_Stored items from a collection_.
☆ ☆ ☆ ☆ ☆ ☆ ☆
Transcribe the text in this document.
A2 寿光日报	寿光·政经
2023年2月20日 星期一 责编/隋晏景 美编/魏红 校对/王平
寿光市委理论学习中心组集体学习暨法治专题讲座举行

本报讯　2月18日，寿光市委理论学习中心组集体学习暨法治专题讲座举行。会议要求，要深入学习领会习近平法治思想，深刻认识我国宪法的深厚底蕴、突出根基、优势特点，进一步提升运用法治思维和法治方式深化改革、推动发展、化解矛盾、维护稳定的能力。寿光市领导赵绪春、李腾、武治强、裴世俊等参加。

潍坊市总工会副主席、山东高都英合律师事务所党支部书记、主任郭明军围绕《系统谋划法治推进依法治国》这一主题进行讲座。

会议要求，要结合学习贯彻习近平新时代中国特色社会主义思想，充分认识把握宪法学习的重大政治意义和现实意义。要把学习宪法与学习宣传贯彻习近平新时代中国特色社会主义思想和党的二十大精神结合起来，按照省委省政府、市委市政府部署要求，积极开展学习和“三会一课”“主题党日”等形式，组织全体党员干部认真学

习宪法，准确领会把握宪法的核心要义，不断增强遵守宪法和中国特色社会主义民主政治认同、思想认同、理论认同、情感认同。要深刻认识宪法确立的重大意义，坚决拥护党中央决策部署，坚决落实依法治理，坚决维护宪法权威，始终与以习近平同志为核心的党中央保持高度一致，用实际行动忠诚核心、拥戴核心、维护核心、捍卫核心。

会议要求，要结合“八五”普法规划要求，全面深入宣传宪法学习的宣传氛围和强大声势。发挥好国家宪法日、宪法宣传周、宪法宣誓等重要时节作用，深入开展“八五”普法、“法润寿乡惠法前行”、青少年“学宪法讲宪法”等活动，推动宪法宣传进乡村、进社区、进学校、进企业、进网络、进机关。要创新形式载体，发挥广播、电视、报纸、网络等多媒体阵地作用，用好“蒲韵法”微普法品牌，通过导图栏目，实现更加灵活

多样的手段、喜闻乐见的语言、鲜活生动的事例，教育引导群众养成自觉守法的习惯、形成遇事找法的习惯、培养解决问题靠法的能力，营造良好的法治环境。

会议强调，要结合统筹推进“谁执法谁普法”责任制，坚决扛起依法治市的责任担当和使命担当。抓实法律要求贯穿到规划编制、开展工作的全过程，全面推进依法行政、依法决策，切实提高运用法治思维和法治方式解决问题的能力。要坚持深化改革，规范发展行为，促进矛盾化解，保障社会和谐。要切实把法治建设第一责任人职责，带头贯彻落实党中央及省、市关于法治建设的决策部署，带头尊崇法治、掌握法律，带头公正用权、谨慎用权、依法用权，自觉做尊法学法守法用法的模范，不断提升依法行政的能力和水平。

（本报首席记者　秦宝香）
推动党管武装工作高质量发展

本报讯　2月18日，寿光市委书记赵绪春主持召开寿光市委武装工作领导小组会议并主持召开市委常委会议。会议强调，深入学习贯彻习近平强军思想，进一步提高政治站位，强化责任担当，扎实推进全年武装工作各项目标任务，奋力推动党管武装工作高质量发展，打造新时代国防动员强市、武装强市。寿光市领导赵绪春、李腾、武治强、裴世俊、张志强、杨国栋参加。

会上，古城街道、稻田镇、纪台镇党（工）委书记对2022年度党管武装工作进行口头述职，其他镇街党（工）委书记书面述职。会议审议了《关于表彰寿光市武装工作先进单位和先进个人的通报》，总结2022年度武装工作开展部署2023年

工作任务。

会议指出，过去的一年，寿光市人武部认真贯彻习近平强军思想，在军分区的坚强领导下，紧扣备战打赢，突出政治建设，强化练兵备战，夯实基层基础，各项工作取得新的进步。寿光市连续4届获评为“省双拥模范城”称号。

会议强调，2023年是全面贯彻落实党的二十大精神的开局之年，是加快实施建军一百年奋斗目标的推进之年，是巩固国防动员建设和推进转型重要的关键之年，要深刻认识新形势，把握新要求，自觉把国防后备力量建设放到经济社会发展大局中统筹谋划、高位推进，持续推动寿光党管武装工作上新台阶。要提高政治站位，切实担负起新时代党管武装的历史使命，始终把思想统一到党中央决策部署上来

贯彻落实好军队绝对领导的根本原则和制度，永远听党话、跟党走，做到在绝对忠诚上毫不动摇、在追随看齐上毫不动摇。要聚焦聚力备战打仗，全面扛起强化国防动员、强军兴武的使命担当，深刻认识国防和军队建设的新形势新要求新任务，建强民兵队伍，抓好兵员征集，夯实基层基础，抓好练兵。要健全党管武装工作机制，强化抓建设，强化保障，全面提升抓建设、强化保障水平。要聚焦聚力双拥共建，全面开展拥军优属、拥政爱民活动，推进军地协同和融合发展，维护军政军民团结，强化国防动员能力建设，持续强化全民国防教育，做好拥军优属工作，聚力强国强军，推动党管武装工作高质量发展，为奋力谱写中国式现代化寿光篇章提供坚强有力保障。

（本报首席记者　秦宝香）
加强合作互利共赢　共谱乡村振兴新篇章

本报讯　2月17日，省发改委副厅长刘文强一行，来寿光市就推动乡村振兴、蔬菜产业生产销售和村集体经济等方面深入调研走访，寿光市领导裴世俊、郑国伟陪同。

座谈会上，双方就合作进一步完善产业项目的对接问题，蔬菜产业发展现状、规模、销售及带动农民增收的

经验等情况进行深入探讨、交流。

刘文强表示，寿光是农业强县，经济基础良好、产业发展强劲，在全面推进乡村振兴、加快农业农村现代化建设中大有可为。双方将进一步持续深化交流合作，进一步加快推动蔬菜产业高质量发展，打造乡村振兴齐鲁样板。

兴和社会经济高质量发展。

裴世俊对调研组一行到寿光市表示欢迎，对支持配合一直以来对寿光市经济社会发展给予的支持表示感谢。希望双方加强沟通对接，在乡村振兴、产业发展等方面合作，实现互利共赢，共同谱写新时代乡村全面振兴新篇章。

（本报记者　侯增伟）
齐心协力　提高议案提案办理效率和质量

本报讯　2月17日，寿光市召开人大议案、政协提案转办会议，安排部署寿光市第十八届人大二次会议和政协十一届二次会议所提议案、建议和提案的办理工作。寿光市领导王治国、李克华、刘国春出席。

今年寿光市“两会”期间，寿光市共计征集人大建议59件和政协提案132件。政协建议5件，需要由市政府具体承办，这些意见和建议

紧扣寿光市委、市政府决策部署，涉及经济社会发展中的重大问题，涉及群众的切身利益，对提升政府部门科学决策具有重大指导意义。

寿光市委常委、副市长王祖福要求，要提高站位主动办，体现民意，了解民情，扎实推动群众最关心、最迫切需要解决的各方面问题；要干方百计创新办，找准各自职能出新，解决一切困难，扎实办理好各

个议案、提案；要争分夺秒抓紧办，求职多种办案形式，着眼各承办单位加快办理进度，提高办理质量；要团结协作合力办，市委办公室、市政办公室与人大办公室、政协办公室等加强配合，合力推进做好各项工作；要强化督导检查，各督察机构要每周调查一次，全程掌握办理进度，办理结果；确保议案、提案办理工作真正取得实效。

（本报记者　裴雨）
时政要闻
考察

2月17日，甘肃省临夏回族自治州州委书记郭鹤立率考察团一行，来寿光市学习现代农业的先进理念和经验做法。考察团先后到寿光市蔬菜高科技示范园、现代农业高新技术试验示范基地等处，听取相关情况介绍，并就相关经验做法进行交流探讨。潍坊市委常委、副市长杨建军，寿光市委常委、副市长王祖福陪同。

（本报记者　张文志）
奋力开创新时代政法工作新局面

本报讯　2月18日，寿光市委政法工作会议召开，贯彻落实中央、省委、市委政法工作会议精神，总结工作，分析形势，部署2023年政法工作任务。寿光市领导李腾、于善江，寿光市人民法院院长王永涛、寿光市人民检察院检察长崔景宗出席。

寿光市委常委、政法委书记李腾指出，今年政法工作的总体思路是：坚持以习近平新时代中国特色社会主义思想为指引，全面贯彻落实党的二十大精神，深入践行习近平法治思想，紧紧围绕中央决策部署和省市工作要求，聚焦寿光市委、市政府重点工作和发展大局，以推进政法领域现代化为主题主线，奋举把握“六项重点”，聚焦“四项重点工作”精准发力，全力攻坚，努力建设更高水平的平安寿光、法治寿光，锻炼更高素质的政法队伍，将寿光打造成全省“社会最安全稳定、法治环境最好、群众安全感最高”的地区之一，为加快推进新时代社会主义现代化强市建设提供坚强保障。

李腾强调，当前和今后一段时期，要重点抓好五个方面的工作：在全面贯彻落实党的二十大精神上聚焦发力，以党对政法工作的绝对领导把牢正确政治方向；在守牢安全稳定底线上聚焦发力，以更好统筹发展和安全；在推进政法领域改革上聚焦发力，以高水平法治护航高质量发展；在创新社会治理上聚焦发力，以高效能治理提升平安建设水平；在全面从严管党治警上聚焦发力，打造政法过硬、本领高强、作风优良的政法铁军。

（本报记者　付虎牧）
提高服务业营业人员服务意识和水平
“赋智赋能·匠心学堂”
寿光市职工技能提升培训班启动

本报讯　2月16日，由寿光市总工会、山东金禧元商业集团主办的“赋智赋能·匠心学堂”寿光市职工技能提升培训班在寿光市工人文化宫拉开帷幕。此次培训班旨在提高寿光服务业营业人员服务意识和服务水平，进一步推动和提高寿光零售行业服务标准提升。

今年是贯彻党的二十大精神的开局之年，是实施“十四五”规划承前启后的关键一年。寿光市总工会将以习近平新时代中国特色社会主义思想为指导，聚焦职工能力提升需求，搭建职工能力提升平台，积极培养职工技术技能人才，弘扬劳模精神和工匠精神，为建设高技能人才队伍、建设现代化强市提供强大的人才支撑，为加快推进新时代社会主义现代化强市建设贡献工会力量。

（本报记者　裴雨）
☆ ☆ ☆ ☆ ☆ ☆ ☆
_Work to do_.
Look for "夯实基层基础" and pull out every line that has it.

_Solution for this exercise_.
会议指出，过去的一年，寿光市人武部认真贯彻习近平强军思想，在军分区的坚强领导下，紧扣备战打赢，突出政治建设，强化练兵备战，夯实基层基础，各项工作取得新的进步。寿光市连续4届获评为“省双拥模范城”称号。
贯彻落实好军队绝对领导的根本原则和制度，永远听党话、跟党走，做到在绝对忠诚上毫不动摇、在追随看齐上毫不动摇。要聚焦聚力备战打仗，全面扛起强化国防动员、强军兴武的使命担当，深刻认识国防和军队建设的新形势新要求新任务，建强民兵队伍，抓好兵员征集，夯实基层基础，抓好练兵。要健全党管武装工作机制，强化抓建设，强化保障，全面提升抓建设、强化保障水平。要聚焦聚力双拥共建，全面开展拥军优属、拥政爱民活动，推进军地协同和融合发展，维护军政军民团结，强化国防动员能力建设，持续强化全民国防教育，做好拥军优属工作，聚力强国强军，推动党管武装工作高质量发展，为奋力谱写中国式现代化寿光篇章提供坚强有力保障。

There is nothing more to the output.